• **What you should do**
From the listing below, return each line that includes "this".

---------- Record excerpts ----------

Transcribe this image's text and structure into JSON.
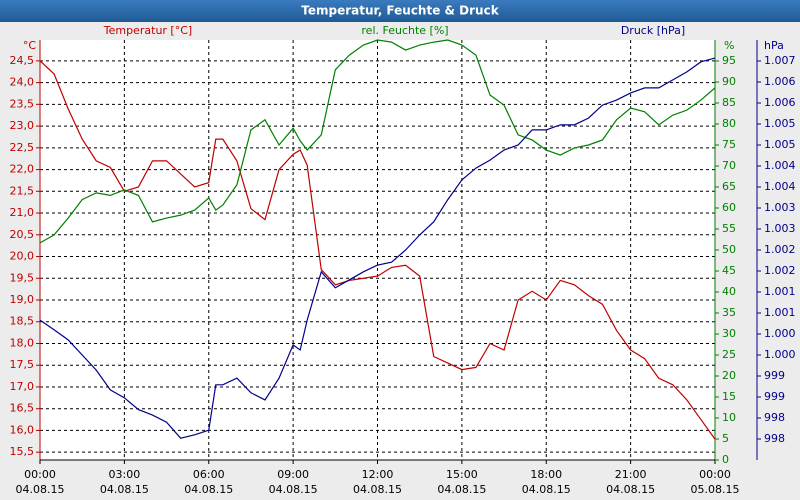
{
  "chart_data": {
    "type": "line",
    "title": "Temperatur, Feuchte & Druck",
    "y_label": "Temperatur [°C]",
    "y_unit": "°C",
    "y2_label": "rel. Feuchte [%]",
    "y2_unit": "%",
    "y3_label": "Druck [hPa]",
    "y3_unit": "hPa",
    "grid": true,
    "x": [
      0,
      0.5,
      1,
      1.5,
      2,
      2.5,
      3,
      3.5,
      4,
      4.5,
      5,
      5.5,
      6,
      6.25,
      6.5,
      7,
      7.5,
      8,
      8.5,
      9,
      9.25,
      9.5,
      10,
      10.5,
      11,
      11.5,
      12,
      12.5,
      13,
      13.5,
      14,
      14.5,
      15,
      15.5,
      16,
      16.5,
      17,
      17.5,
      18,
      18.5,
      19,
      19.5,
      20,
      20.5,
      21,
      21.5,
      22,
      22.5,
      23,
      23.5,
      24
    ],
    "xlim": [
      0,
      24
    ],
    "xticks": [
      {
        "value": 0,
        "label": "00:00"
      },
      {
        "value": 3,
        "label": "03:00"
      },
      {
        "value": 6,
        "label": "06:00"
      },
      {
        "value": 9,
        "label": "09:00"
      },
      {
        "value": 12,
        "label": "12:00"
      },
      {
        "value": 15,
        "label": "15:00"
      },
      {
        "value": 18,
        "label": "18:00"
      },
      {
        "value": 21,
        "label": "21:00"
      },
      {
        "value": 24,
        "label": "00:00"
      }
    ],
    "xtick_dates": [
      "04.08.15",
      "04.08.15",
      "04.08.15",
      "04.08.15",
      "04.08.15",
      "04.08.15",
      "04.08.15",
      "04.08.15",
      "05.08.15"
    ],
    "ylim": [
      15.32,
      24.98
    ],
    "yticks": [
      {
        "value": 15.5,
        "label": "15,5"
      },
      {
        "value": 16,
        "label": "16,0"
      },
      {
        "value": 16.5,
        "label": "16,5"
      },
      {
        "value": 17,
        "label": "17,0"
      },
      {
        "value": 17.5,
        "label": "17,5"
      },
      {
        "value": 18,
        "label": "18,0"
      },
      {
        "value": 18.5,
        "label": "18,5"
      },
      {
        "value": 19,
        "label": "19,0"
      },
      {
        "value": 19.5,
        "label": "19,5"
      },
      {
        "value": 20,
        "label": "20,0"
      },
      {
        "value": 20.5,
        "label": "20,5"
      },
      {
        "value": 21,
        "label": "21,0"
      },
      {
        "value": 21.5,
        "label": "21,5"
      },
      {
        "value": 22,
        "label": "22,0"
      },
      {
        "value": 22.5,
        "label": "22,5"
      },
      {
        "value": 23,
        "label": "23,0"
      },
      {
        "value": 23.5,
        "label": "23,5"
      },
      {
        "value": 24,
        "label": "24,0"
      },
      {
        "value": 24.5,
        "label": "24,5"
      }
    ],
    "y2lim": [
      0,
      100
    ],
    "y2ticks": [
      0,
      5,
      10,
      15,
      20,
      25,
      30,
      35,
      40,
      45,
      50,
      55,
      60,
      65,
      70,
      75,
      80,
      85,
      90,
      95
    ],
    "y3lim": [
      997.4,
      1007.4
    ],
    "y3ticks": [
      {
        "value": 997.9,
        "label": "998"
      },
      {
        "value": 998.4,
        "label": "998"
      },
      {
        "value": 998.9,
        "label": "999"
      },
      {
        "value": 999.4,
        "label": "999"
      },
      {
        "value": 999.9,
        "label": "1.000"
      },
      {
        "value": 1000.4,
        "label": "1.000"
      },
      {
        "value": 1000.9,
        "label": "1.001"
      },
      {
        "value": 1001.4,
        "label": "1.001"
      },
      {
        "value": 1001.9,
        "label": "1.002"
      },
      {
        "value": 1002.4,
        "label": "1.002"
      },
      {
        "value": 1002.9,
        "label": "1.003"
      },
      {
        "value": 1003.4,
        "label": "1.003"
      },
      {
        "value": 1003.9,
        "label": "1.004"
      },
      {
        "value": 1004.4,
        "label": "1.004"
      },
      {
        "value": 1004.9,
        "label": "1.005"
      },
      {
        "value": 1005.4,
        "label": "1.005"
      },
      {
        "value": 1005.9,
        "label": "1.006"
      },
      {
        "value": 1006.4,
        "label": "1.006"
      },
      {
        "value": 1006.9,
        "label": "1.007"
      }
    ],
    "y_color": "#c00000",
    "y2_color": "#008000",
    "y3_color": "#00008b",
    "series": [
      {
        "name": "Temperatur [°C]",
        "color": "#c00000",
        "axis": "y",
        "values": [
          24.5,
          24.2,
          23.4,
          22.7,
          22.2,
          22.05,
          21.5,
          21.6,
          22.2,
          22.2,
          21.9,
          21.6,
          21.7,
          22.7,
          22.7,
          22.2,
          21.1,
          20.85,
          22.0,
          22.35,
          22.45,
          22.1,
          19.7,
          19.35,
          19.45,
          19.5,
          19.55,
          19.75,
          19.8,
          19.55,
          17.7,
          17.55,
          17.4,
          17.45,
          18.0,
          17.85,
          19.0,
          19.2,
          19.0,
          19.45,
          19.35,
          19.1,
          18.9,
          18.3,
          17.85,
          17.65,
          17.2,
          17.05,
          16.7,
          16.25,
          15.8
        ]
      },
      {
        "name": "rel. Feuchte [%]",
        "color": "#008000",
        "axis": "y2",
        "values": [
          51.7,
          53.6,
          57.6,
          62,
          63.6,
          63,
          64.3,
          63,
          56.7,
          57.6,
          58.3,
          59.5,
          62.4,
          59.5,
          60.7,
          65.5,
          78.6,
          81,
          75,
          79,
          76,
          73.8,
          77.4,
          92.9,
          96.4,
          98.8,
          100,
          99.5,
          97.6,
          98.8,
          99.5,
          100,
          98.8,
          96.4,
          86.9,
          84.5,
          77.4,
          76.2,
          73.8,
          72.6,
          74.3,
          75,
          76.2,
          81,
          83.8,
          82.9,
          79.8,
          82.1,
          83.3,
          85.7,
          88.6
        ]
      },
      {
        "name": "Druck [hPa]",
        "color": "#00008b",
        "axis": "y3",
        "values": [
          1000.73,
          1000.5,
          1000.26,
          999.9,
          999.54,
          999.07,
          998.88,
          998.6,
          998.47,
          998.3,
          997.92,
          998.0,
          998.11,
          999.19,
          999.19,
          999.35,
          999.0,
          998.83,
          999.35,
          1000.14,
          1000.02,
          1000.73,
          1001.88,
          1001.5,
          1001.69,
          1001.88,
          1002.04,
          1002.11,
          1002.4,
          1002.76,
          1003.07,
          1003.6,
          1004.07,
          1004.35,
          1004.54,
          1004.78,
          1004.9,
          1005.26,
          1005.26,
          1005.38,
          1005.38,
          1005.54,
          1005.85,
          1005.97,
          1006.14,
          1006.26,
          1006.26,
          1006.45,
          1006.64,
          1006.88,
          1006.97
        ]
      }
    ]
  }
}
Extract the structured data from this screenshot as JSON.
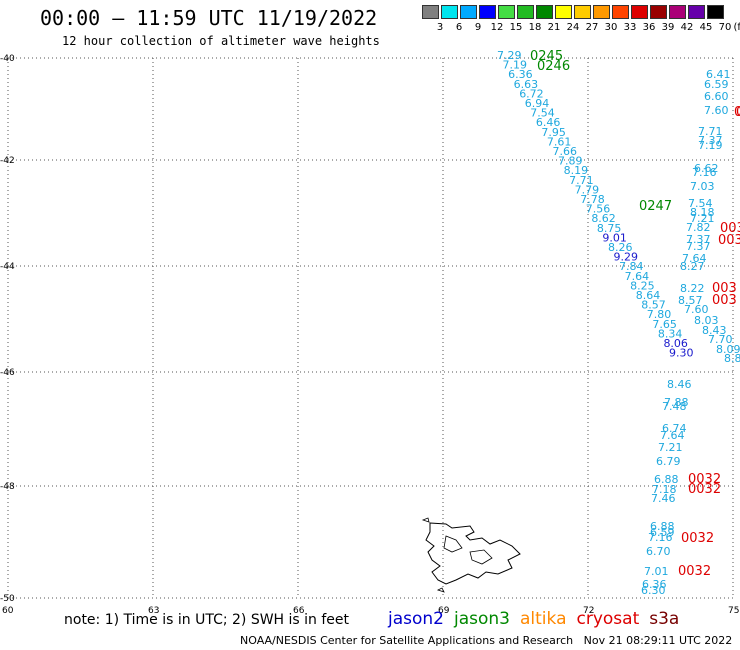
{
  "title": "00:00 – 11:59 UTC 11/19/2022",
  "subtitle": "12 hour collection of altimeter wave heights",
  "scale": {
    "labels": [
      "3",
      "6",
      "9",
      "12",
      "15",
      "18",
      "21",
      "24",
      "27",
      "30",
      "33",
      "36",
      "39",
      "42",
      "45",
      "70",
      "(ft)"
    ],
    "colors": [
      "#808080",
      "#00e5ee",
      "#00aaff",
      "#0000ff",
      "#44dd44",
      "#22bb22",
      "#008800",
      "#ffff00",
      "#ffcc00",
      "#ff9900",
      "#ff4400",
      "#dd0000",
      "#990000",
      "#aa0077",
      "#6600aa",
      "#000000"
    ]
  },
  "axes": {
    "lat_labels": [
      "-40",
      "-42",
      "-44",
      "-46",
      "-48",
      "-50"
    ],
    "lon_labels": [
      "60",
      "63",
      "66",
      "69",
      "72",
      "75"
    ]
  },
  "note": "note: 1) Time is in UTC; 2) SWH is in feet",
  "legend": [
    {
      "name": "jason2",
      "color": "#0000cc"
    },
    {
      "name": "jason3",
      "color": "#008800"
    },
    {
      "name": "altika",
      "color": "#ff8800"
    },
    {
      "name": "cryosat",
      "color": "#dd0000"
    },
    {
      "name": "s3a",
      "color": "#770000"
    }
  ],
  "footer": "NOAA/NESDIS Center for Satellite Applications and Research   Nov 21 08:29:11 UTC 2022",
  "track1": [
    "7.29",
    "7.19",
    "6.36",
    "6.63",
    "6.72",
    "6.94",
    "7.54",
    "6.46",
    "7.95",
    "7.61",
    "7.66",
    "7.89",
    "8.19",
    "7.71",
    "7.79",
    "7.78",
    "7.56",
    "8.62",
    "8.75",
    "9.01",
    "8.26",
    "9.29",
    "7.84",
    "7.64",
    "8.25",
    "8.64",
    "8.57",
    "7.80",
    "7.65",
    "8.34",
    "8.06",
    "9.30"
  ],
  "track1_colors": [
    "c",
    "c",
    "c",
    "c",
    "c",
    "c",
    "c",
    "c",
    "c",
    "c",
    "c",
    "c",
    "c",
    "c",
    "c",
    "c",
    "c",
    "c",
    "c",
    "b",
    "c",
    "b",
    "c",
    "c",
    "c",
    "c",
    "c",
    "c",
    "c",
    "c",
    "b",
    "b"
  ],
  "track2": [
    "6.41",
    "6.59",
    "6.60",
    "7.60",
    "7.71",
    "7.37",
    "7.19",
    "6.62",
    "7.16",
    "7.03",
    "7.54",
    "8.18",
    "7.21",
    "7.82",
    "7.37",
    "7.37",
    "7.64",
    "8.27",
    "8.22",
    "8.57",
    "7.60",
    "8.03",
    "8.43",
    "7.70",
    "8.09",
    "8.8"
  ],
  "track3": [
    "8.46",
    "7.88",
    "7.48",
    "6.74",
    "7.64",
    "7.21",
    "6.79",
    "6.88",
    "7.18",
    "7.46",
    "6.88",
    "6.59",
    "7.16",
    "6.70",
    "7.01",
    "6.36",
    "6.30"
  ],
  "time_tags": [
    {
      "text": "0245",
      "color": "#008800"
    },
    {
      "text": "0246",
      "color": "#008800"
    },
    {
      "text": "0247",
      "color": "#008800"
    },
    {
      "text": "0032",
      "color": "#dd0000"
    },
    {
      "text": "0032",
      "color": "#dd0000"
    },
    {
      "text": "0032",
      "color": "#dd0000"
    },
    {
      "text": "0032",
      "color": "#dd0000"
    },
    {
      "text": "0032",
      "color": "#dd0000"
    },
    {
      "text": "0032",
      "color": "#dd0000"
    },
    {
      "text": "003",
      "color": "#dd0000"
    },
    {
      "text": "003",
      "color": "#dd0000"
    },
    {
      "text": "003",
      "color": "#dd0000"
    },
    {
      "text": "003",
      "color": "#dd0000"
    }
  ]
}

----------

• **Result**
Transcribe this image's text and structure into JSON.
Extract the structured data from this screenshot as JSON.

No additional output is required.